Data records

^^^^

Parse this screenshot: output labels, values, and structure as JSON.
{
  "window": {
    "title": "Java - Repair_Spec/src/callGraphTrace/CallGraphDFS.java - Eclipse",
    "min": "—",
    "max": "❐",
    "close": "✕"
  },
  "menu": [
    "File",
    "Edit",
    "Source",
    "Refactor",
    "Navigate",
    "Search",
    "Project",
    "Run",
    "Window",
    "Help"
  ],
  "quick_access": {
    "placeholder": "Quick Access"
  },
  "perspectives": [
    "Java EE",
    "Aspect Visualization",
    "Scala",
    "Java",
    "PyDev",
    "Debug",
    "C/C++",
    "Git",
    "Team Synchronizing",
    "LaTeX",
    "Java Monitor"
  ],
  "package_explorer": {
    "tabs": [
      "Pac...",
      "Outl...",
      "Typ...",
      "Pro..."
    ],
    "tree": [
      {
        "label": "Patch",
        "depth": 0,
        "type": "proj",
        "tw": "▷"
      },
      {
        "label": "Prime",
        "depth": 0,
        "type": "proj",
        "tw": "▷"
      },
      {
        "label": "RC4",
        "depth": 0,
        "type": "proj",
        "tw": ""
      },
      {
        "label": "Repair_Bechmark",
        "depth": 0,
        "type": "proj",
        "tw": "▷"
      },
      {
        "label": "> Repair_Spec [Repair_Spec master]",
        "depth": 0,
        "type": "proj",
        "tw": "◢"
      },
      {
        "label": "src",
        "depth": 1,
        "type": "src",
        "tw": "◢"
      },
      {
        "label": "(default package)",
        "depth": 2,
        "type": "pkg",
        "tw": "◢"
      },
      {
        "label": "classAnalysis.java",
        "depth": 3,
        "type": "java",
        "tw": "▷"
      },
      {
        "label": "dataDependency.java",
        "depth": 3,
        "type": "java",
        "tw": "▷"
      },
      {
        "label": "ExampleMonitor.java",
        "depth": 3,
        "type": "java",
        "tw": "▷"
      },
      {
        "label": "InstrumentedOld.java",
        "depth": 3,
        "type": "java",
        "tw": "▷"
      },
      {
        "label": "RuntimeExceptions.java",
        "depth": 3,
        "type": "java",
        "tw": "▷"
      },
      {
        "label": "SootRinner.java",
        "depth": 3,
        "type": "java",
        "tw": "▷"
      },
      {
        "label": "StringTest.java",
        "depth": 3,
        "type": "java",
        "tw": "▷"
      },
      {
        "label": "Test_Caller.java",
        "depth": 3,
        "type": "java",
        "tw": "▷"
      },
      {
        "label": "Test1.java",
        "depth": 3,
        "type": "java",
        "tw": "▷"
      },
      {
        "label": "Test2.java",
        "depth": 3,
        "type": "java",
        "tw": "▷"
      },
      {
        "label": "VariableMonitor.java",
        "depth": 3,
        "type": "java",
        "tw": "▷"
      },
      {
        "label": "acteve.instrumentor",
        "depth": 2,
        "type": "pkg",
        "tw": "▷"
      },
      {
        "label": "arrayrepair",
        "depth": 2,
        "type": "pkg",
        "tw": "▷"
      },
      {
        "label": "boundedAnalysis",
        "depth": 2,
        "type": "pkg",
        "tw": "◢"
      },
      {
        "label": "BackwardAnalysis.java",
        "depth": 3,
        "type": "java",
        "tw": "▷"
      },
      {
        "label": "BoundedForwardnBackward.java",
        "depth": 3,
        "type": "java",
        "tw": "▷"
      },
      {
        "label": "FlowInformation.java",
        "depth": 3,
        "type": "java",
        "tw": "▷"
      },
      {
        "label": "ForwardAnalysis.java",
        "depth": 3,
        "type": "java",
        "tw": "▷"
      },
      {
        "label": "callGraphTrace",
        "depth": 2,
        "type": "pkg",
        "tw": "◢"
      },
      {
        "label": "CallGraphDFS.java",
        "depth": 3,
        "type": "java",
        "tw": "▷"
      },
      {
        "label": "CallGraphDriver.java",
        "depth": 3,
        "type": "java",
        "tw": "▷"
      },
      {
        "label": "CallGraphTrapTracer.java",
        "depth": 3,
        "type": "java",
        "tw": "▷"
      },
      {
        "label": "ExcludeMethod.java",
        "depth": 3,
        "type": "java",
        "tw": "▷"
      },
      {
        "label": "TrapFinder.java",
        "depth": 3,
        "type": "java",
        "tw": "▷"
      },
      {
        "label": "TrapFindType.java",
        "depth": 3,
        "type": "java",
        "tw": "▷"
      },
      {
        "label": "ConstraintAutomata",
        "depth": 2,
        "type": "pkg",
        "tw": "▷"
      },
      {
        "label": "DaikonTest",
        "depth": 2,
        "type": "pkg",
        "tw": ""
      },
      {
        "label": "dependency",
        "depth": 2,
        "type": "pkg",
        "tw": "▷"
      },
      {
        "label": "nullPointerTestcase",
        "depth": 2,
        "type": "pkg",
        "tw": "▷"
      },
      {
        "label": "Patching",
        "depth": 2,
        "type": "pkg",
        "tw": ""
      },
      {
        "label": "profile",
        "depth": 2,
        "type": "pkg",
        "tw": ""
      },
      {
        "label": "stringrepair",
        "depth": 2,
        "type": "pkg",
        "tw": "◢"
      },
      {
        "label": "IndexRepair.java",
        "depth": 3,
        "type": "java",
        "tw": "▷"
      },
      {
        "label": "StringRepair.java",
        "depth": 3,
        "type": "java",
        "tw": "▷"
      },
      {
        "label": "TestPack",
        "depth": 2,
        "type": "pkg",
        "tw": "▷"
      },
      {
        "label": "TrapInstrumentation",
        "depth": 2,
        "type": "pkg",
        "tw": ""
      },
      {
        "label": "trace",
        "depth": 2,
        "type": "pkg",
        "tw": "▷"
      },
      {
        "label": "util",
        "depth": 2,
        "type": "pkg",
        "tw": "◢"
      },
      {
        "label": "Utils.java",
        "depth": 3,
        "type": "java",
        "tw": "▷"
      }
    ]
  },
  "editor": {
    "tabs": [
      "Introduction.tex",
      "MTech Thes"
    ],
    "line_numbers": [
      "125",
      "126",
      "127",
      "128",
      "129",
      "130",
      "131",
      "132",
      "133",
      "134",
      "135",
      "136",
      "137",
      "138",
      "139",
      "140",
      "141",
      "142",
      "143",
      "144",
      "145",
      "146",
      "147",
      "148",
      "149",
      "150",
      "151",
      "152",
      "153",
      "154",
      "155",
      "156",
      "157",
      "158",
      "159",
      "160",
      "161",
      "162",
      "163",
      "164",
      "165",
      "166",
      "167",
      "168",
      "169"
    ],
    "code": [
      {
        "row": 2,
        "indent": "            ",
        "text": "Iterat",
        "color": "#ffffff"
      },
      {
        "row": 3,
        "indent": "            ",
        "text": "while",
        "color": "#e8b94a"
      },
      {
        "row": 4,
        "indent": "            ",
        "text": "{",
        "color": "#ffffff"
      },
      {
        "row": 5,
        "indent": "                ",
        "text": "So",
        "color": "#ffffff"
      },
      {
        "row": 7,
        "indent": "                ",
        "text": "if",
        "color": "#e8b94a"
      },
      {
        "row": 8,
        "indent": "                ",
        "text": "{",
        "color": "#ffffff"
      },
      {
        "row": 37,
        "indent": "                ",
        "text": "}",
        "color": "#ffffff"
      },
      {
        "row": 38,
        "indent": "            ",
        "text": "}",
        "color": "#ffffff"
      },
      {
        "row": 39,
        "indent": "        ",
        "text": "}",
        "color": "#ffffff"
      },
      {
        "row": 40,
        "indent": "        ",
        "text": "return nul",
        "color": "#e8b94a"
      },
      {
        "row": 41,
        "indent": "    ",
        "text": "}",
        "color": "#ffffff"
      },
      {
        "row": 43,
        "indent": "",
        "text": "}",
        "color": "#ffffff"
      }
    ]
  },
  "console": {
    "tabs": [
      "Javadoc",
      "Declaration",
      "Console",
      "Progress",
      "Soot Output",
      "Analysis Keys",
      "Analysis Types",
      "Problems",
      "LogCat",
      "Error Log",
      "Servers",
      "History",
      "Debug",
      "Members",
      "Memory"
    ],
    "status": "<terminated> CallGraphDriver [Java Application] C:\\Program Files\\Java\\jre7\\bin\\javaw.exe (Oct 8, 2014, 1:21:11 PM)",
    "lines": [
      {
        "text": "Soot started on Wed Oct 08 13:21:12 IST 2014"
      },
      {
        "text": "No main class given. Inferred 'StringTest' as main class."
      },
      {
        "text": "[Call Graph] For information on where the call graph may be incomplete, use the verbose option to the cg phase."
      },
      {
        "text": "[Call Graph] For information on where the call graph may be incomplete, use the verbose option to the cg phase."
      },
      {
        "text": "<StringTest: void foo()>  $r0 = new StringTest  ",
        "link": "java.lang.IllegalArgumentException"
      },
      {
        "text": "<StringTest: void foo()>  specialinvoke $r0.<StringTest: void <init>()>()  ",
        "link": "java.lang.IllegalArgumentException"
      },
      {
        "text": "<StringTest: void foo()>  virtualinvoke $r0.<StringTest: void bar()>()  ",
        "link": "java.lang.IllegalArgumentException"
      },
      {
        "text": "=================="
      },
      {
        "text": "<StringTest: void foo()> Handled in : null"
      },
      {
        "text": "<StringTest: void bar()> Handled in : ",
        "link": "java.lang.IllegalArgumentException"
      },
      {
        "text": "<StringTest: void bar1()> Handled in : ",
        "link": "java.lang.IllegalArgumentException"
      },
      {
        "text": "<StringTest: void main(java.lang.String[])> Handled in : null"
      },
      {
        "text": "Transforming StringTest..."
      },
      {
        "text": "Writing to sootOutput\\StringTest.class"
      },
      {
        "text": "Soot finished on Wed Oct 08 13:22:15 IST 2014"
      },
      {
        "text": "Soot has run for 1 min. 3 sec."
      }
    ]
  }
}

^^^^

TASK GOAL
How many lines in the entries contain the string "main"? Answer with the number only.

EXERCISE OUTPUT
2